- **WRITTEN TASK**
Count how many lines have the word "election" in them. Reply with that number by itself.

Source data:
● ● ● ● ● ● ●

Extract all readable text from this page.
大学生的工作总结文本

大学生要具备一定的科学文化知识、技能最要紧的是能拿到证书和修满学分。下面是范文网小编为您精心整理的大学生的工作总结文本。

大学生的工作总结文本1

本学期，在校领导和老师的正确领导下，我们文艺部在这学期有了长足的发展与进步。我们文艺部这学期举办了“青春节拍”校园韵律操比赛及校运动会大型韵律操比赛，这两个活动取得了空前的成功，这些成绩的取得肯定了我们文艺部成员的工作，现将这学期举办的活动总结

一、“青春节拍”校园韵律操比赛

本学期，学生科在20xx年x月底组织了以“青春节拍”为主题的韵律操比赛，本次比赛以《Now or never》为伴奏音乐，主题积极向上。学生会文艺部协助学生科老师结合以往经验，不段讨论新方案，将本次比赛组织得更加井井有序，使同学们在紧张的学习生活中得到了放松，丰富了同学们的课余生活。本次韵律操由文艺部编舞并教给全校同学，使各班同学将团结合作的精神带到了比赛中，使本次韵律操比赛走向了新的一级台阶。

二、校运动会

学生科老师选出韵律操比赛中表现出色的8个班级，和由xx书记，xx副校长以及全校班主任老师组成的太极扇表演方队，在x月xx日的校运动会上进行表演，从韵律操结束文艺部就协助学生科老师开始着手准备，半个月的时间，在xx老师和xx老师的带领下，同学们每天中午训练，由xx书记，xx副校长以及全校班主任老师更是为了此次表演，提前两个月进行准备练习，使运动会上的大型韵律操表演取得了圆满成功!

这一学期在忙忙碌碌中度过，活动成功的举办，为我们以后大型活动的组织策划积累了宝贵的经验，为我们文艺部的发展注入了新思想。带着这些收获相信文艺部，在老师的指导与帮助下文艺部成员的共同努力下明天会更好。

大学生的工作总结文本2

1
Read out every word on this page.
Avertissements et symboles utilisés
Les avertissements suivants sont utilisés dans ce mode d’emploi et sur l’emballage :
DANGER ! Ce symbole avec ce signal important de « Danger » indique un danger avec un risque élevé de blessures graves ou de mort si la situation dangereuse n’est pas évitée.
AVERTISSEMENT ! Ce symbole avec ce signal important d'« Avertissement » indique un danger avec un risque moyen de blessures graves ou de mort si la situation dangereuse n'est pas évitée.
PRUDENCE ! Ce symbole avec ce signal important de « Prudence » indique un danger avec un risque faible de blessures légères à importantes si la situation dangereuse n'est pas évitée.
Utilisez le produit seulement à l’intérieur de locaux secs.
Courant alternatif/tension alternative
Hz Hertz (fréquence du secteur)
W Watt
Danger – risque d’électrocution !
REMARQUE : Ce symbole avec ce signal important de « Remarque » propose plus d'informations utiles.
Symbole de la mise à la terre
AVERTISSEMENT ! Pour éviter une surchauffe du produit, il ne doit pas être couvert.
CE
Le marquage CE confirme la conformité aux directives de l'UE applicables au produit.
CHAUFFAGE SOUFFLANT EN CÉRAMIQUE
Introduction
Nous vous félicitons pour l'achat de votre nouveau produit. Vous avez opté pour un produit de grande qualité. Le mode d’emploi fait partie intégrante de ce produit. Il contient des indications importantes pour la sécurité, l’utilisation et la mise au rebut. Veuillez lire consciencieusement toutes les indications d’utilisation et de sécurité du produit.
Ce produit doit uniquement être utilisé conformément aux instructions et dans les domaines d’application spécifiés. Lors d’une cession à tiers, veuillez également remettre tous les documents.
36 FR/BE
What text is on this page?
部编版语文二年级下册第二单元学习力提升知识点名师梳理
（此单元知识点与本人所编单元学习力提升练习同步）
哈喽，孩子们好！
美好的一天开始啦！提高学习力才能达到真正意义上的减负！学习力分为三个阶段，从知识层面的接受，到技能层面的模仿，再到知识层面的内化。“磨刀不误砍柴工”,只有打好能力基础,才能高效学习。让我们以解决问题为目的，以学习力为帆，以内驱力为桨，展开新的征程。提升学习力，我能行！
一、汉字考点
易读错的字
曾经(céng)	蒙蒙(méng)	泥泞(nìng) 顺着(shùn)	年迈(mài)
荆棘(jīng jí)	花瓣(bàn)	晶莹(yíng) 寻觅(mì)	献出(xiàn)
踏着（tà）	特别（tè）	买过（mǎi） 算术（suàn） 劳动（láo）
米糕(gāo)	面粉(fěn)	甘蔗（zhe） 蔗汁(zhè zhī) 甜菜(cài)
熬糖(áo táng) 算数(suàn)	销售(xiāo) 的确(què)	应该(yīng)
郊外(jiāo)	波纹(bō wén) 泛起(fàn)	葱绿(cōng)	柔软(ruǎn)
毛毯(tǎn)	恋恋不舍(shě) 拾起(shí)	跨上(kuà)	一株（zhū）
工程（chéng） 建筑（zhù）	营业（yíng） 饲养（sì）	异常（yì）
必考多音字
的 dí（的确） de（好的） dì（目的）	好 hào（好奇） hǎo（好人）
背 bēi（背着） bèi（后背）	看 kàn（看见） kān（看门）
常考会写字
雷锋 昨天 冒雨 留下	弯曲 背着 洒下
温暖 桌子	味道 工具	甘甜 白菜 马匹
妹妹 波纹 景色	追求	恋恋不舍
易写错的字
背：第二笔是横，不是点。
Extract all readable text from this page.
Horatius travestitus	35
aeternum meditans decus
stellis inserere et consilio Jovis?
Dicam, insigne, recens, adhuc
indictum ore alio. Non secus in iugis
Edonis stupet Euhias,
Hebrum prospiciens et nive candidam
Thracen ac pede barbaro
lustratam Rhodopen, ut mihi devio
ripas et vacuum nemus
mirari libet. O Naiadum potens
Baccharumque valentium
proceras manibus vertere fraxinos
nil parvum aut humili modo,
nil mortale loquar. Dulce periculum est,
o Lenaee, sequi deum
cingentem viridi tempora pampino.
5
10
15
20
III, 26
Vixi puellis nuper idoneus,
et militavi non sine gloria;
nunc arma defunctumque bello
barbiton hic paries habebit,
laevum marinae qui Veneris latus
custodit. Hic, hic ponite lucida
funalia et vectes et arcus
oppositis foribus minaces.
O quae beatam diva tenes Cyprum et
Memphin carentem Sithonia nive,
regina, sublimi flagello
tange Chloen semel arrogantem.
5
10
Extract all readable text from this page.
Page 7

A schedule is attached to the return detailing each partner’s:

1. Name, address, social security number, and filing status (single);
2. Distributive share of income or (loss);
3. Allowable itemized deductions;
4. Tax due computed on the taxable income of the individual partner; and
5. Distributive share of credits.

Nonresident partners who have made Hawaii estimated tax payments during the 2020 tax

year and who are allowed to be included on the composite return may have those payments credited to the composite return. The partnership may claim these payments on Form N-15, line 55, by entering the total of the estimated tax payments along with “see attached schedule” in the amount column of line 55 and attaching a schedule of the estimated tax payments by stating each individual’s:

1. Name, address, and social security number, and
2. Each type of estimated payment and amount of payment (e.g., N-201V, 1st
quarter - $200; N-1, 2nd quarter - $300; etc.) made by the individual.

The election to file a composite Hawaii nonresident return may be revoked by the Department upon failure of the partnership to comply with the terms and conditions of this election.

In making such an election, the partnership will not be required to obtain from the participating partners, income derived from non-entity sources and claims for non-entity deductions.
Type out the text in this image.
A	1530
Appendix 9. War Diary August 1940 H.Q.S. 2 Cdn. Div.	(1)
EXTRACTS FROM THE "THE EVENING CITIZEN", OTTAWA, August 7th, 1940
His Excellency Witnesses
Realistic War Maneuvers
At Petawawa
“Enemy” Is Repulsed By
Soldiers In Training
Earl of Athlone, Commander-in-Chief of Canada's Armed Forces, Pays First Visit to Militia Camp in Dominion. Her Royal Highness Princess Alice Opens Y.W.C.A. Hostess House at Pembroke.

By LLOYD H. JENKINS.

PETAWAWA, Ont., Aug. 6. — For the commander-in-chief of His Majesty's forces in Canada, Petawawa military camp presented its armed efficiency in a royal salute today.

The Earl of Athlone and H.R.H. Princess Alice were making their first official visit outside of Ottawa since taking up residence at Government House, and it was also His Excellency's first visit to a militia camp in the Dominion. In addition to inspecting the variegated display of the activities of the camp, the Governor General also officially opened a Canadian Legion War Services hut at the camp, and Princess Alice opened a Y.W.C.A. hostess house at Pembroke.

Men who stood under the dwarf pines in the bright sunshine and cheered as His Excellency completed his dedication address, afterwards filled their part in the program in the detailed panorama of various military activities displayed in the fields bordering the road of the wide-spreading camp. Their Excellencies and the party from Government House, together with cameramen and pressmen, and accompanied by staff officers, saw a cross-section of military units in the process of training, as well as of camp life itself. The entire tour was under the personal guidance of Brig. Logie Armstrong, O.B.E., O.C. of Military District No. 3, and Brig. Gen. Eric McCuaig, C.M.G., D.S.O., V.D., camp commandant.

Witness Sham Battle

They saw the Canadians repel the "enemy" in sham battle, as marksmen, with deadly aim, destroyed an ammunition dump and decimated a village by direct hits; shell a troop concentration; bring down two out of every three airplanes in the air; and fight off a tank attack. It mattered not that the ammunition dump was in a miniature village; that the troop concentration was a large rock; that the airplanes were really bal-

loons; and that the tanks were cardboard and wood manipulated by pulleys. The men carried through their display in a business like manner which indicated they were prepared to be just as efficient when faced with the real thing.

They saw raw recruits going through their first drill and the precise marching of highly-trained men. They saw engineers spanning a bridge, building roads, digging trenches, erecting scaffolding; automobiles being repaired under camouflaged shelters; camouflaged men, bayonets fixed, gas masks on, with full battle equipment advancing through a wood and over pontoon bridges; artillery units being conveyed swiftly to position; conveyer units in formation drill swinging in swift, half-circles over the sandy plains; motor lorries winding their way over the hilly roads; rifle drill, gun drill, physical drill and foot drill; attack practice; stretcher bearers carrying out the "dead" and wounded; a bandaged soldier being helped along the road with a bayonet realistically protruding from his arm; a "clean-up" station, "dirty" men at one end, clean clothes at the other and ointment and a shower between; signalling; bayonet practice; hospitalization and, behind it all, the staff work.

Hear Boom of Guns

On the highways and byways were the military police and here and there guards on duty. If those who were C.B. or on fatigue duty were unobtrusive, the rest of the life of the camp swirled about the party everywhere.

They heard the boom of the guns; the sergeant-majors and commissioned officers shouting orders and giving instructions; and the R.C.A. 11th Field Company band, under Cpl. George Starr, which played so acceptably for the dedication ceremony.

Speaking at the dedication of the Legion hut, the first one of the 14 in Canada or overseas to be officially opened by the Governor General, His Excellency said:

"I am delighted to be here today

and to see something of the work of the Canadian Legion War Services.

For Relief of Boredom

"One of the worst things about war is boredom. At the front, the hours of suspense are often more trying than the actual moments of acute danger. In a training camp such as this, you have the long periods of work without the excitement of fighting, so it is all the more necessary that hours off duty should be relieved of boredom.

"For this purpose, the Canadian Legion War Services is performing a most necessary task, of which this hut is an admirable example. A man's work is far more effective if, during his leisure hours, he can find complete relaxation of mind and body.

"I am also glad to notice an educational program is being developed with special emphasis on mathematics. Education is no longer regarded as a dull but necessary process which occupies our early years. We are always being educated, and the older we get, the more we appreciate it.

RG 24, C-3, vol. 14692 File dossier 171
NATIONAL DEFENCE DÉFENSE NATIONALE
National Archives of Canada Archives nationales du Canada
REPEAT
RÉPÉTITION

● ● ● ● ● ● ●

- **WRITTEN REPLY**
2